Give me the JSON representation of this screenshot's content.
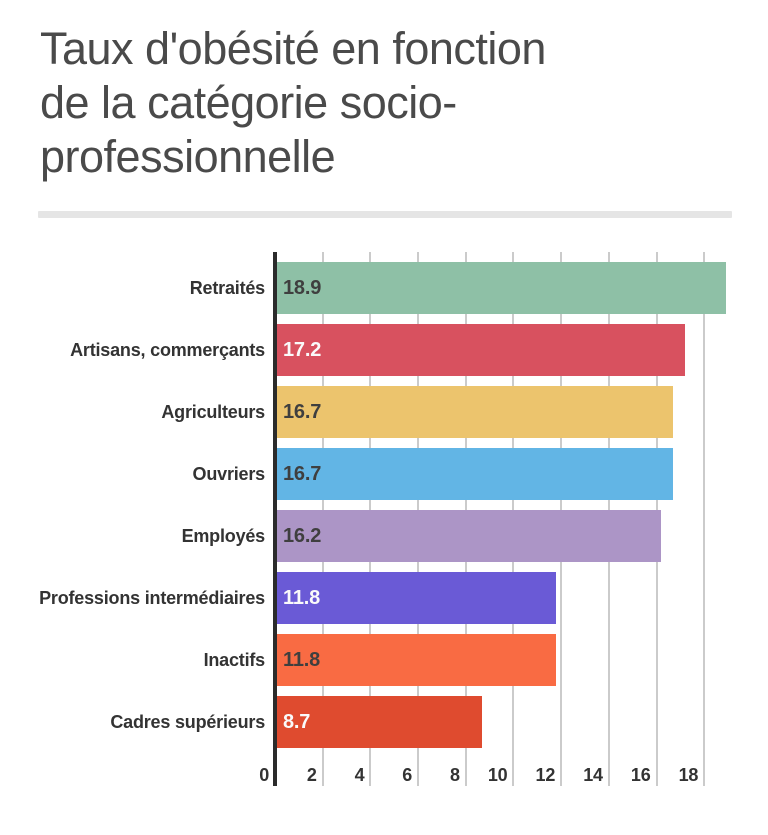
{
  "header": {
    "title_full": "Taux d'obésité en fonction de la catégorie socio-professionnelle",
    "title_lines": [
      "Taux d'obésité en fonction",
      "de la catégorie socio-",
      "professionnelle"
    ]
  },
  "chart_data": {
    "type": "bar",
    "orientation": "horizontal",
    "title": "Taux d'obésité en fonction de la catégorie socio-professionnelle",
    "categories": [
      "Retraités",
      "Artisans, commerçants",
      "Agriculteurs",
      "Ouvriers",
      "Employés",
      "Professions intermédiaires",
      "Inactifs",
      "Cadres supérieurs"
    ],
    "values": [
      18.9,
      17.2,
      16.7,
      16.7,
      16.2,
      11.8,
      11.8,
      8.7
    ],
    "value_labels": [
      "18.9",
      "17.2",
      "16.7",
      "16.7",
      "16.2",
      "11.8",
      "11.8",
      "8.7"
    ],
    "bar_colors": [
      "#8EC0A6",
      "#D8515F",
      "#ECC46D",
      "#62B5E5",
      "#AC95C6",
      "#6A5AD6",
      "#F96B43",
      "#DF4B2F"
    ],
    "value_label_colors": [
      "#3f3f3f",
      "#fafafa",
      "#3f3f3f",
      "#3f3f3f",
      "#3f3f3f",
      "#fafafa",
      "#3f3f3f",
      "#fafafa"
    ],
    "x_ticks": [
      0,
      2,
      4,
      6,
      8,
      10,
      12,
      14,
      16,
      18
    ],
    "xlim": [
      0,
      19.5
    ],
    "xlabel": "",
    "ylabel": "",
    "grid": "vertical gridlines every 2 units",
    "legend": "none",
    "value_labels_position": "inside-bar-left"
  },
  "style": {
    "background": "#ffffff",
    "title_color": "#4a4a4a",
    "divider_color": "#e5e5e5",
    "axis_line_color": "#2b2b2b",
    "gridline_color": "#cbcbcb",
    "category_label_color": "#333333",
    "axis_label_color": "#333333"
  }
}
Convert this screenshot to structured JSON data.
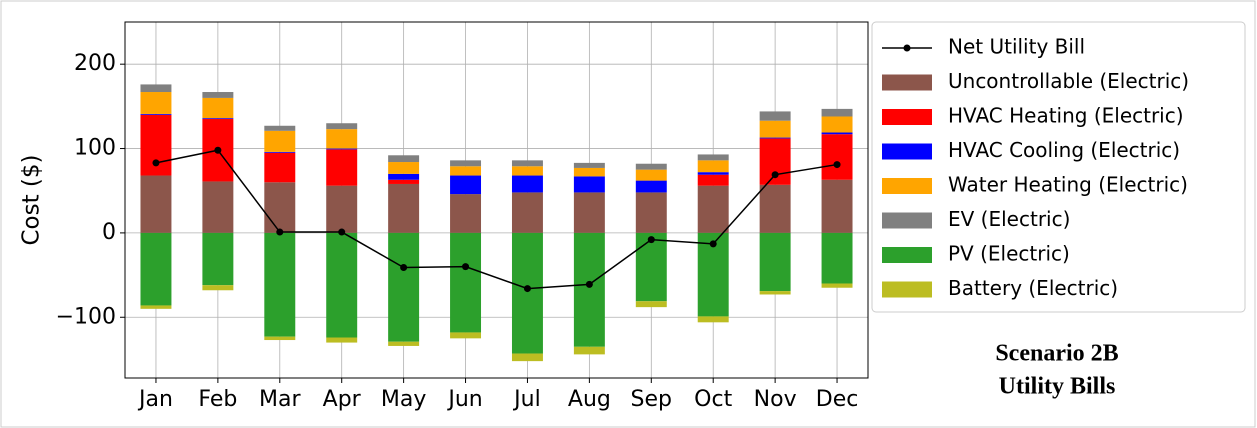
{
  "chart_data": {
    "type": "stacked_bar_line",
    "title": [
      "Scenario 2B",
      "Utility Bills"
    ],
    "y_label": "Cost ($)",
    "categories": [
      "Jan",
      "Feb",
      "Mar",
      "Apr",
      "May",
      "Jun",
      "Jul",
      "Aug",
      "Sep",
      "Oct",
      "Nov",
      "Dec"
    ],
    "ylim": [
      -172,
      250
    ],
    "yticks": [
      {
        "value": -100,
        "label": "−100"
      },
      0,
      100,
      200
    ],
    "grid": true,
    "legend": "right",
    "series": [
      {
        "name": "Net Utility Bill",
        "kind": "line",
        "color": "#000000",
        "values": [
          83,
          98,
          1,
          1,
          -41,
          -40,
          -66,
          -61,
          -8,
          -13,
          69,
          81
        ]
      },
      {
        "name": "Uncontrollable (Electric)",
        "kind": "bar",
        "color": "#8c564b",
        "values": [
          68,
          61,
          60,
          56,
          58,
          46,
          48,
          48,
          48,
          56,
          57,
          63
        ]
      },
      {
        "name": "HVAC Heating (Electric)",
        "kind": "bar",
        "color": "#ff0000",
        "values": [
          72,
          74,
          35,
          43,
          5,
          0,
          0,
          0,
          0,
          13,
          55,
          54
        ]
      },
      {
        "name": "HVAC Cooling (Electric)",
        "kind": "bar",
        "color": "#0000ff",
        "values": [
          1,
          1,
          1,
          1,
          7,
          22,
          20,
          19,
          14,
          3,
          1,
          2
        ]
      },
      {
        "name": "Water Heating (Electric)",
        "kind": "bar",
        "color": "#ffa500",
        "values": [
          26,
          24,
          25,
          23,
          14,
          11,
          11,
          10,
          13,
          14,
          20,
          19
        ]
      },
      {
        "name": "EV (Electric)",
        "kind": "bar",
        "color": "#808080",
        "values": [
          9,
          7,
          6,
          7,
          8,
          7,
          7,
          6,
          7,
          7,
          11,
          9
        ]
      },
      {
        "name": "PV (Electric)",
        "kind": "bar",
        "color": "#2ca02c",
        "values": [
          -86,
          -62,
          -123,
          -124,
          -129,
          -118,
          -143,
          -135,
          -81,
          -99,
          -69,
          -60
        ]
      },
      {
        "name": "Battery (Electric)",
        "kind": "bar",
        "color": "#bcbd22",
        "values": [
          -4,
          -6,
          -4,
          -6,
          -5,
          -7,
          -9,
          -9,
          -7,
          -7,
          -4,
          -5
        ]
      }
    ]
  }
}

- - - - - - -

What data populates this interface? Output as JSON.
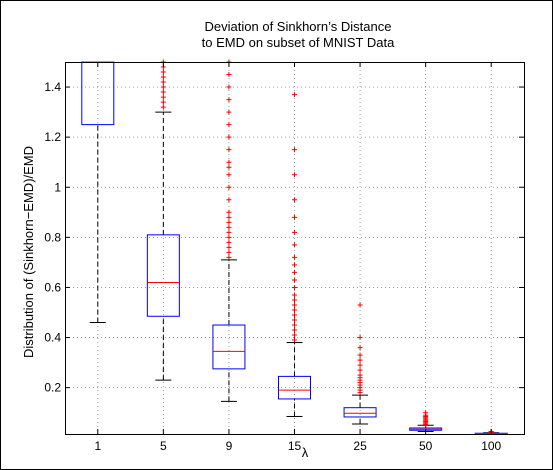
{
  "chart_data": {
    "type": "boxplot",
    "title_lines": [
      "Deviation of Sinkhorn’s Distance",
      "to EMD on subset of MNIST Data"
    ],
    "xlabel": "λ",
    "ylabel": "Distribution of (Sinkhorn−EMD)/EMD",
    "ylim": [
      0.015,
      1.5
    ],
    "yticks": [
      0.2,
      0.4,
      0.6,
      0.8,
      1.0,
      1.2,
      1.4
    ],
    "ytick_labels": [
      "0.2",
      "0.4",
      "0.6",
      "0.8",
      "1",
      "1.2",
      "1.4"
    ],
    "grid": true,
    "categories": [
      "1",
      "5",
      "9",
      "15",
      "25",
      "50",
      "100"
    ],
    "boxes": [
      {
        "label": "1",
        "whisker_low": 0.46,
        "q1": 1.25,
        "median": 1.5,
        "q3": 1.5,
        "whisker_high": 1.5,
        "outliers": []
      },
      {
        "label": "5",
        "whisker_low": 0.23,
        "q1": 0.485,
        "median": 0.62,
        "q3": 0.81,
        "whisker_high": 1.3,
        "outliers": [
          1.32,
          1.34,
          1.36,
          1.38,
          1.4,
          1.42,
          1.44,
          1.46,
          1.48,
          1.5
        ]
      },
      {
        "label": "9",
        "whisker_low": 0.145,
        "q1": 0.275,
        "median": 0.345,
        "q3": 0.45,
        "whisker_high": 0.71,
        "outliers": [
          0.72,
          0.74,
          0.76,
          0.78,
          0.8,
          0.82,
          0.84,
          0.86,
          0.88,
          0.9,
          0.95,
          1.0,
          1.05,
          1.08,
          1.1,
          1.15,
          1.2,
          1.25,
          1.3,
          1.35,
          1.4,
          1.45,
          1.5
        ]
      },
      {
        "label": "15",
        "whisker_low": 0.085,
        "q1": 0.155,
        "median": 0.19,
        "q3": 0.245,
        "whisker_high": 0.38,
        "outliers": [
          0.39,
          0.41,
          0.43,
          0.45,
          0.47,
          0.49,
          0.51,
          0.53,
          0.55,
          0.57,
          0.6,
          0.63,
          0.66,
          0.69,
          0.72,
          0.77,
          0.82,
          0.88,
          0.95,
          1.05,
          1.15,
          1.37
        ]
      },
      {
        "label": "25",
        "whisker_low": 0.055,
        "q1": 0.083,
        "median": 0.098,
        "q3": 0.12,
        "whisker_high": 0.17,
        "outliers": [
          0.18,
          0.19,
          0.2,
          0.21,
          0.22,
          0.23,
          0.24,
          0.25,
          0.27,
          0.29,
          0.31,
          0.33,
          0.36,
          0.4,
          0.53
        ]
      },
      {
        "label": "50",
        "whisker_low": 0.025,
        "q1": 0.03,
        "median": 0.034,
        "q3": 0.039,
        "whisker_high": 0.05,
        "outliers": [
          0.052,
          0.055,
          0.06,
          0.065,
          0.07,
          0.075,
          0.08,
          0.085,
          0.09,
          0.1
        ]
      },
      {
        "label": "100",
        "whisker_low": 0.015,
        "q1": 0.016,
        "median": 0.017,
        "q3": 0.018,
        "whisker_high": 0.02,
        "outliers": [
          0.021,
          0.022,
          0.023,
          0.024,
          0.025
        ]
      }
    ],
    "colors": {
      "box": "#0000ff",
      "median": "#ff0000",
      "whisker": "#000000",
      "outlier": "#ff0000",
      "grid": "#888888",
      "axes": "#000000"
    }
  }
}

- - - - - - -

> **Requirements**: Review the preceding data and report every line that includes the string "screenshot".

> **Reply**:
Give me the JSON representation of this screenshot's content.
Convert this screenshot to structured JSON data.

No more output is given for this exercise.